Data entries for graphics

• • •

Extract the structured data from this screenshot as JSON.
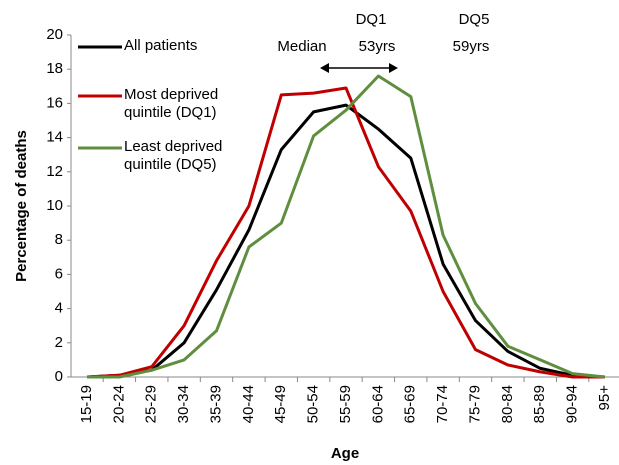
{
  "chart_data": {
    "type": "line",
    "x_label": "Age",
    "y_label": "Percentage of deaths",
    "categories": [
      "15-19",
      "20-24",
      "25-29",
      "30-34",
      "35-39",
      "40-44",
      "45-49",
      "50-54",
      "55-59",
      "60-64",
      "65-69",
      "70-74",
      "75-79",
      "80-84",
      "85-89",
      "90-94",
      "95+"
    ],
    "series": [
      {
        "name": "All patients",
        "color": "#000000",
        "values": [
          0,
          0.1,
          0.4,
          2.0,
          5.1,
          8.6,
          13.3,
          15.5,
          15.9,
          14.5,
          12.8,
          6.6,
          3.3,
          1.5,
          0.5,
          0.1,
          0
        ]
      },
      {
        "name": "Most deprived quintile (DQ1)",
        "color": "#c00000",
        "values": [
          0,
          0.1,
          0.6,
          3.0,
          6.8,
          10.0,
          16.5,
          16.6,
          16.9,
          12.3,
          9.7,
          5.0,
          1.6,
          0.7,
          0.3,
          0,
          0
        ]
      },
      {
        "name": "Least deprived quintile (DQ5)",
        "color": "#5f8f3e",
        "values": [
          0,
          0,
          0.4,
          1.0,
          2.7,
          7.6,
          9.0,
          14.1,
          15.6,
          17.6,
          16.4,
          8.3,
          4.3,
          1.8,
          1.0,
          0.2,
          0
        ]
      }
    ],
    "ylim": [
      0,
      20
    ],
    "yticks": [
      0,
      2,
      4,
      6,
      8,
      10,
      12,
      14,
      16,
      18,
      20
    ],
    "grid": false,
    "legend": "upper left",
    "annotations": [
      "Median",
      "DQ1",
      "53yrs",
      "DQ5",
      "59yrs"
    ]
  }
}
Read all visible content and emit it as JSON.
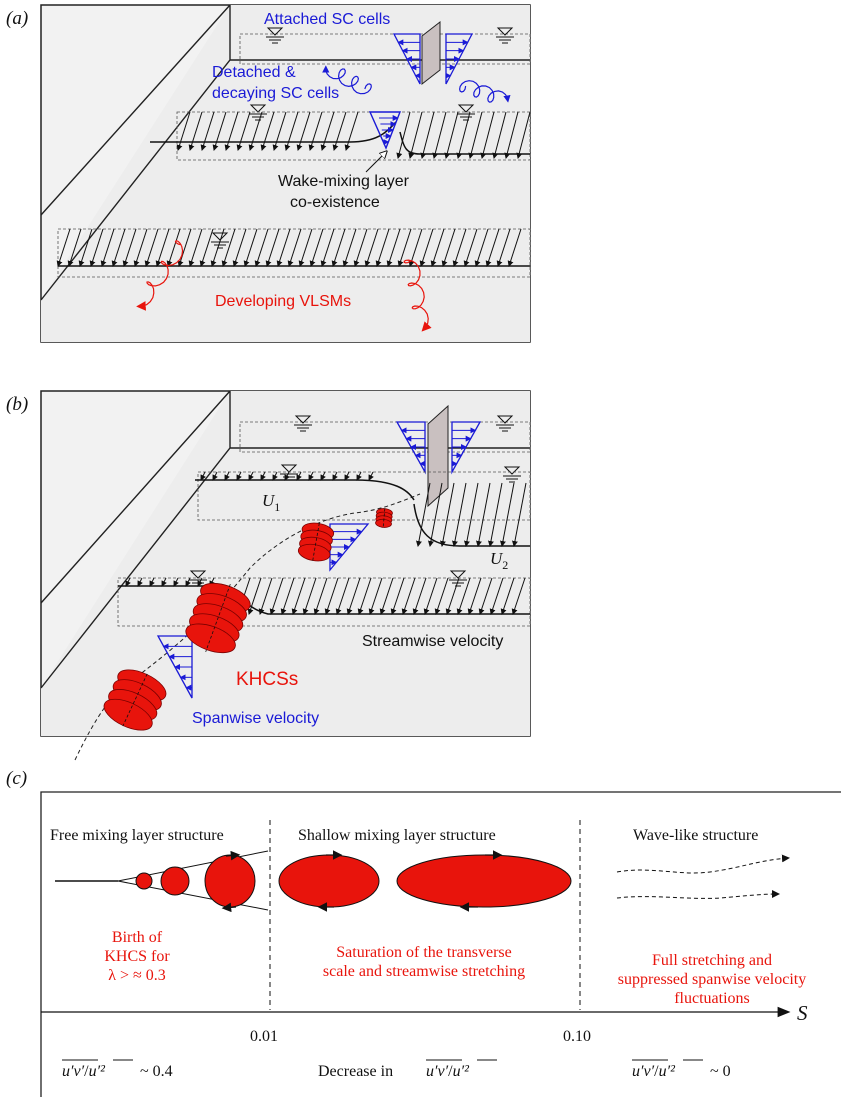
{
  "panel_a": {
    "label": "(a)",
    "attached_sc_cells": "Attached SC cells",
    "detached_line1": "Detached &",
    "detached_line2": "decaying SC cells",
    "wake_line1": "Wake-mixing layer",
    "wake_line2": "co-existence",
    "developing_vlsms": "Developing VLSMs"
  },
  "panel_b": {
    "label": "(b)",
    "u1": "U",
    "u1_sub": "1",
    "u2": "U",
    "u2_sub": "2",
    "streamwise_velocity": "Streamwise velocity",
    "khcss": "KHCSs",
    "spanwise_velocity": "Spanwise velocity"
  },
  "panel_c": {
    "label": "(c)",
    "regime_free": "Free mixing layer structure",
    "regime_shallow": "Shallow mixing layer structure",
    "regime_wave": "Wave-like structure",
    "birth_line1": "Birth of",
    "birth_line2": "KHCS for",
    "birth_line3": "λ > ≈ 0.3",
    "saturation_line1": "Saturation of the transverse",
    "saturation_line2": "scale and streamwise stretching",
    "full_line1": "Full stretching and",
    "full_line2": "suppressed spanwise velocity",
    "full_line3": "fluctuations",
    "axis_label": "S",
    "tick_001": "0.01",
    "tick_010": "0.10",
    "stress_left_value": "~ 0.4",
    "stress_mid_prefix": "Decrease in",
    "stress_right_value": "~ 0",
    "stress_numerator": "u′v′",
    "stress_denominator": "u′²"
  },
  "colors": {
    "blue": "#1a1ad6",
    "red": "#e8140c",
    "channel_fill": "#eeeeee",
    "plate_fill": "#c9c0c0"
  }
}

• • •

_WHAT TO WORK ON_
Check each line of the entries, and copy the ones that contain "name".

_ANSWER SECTION_
        "name": "All patients",
        "name": "Most deprived quintile (DQ1)",
        "name": "Least deprived quintile (DQ5)",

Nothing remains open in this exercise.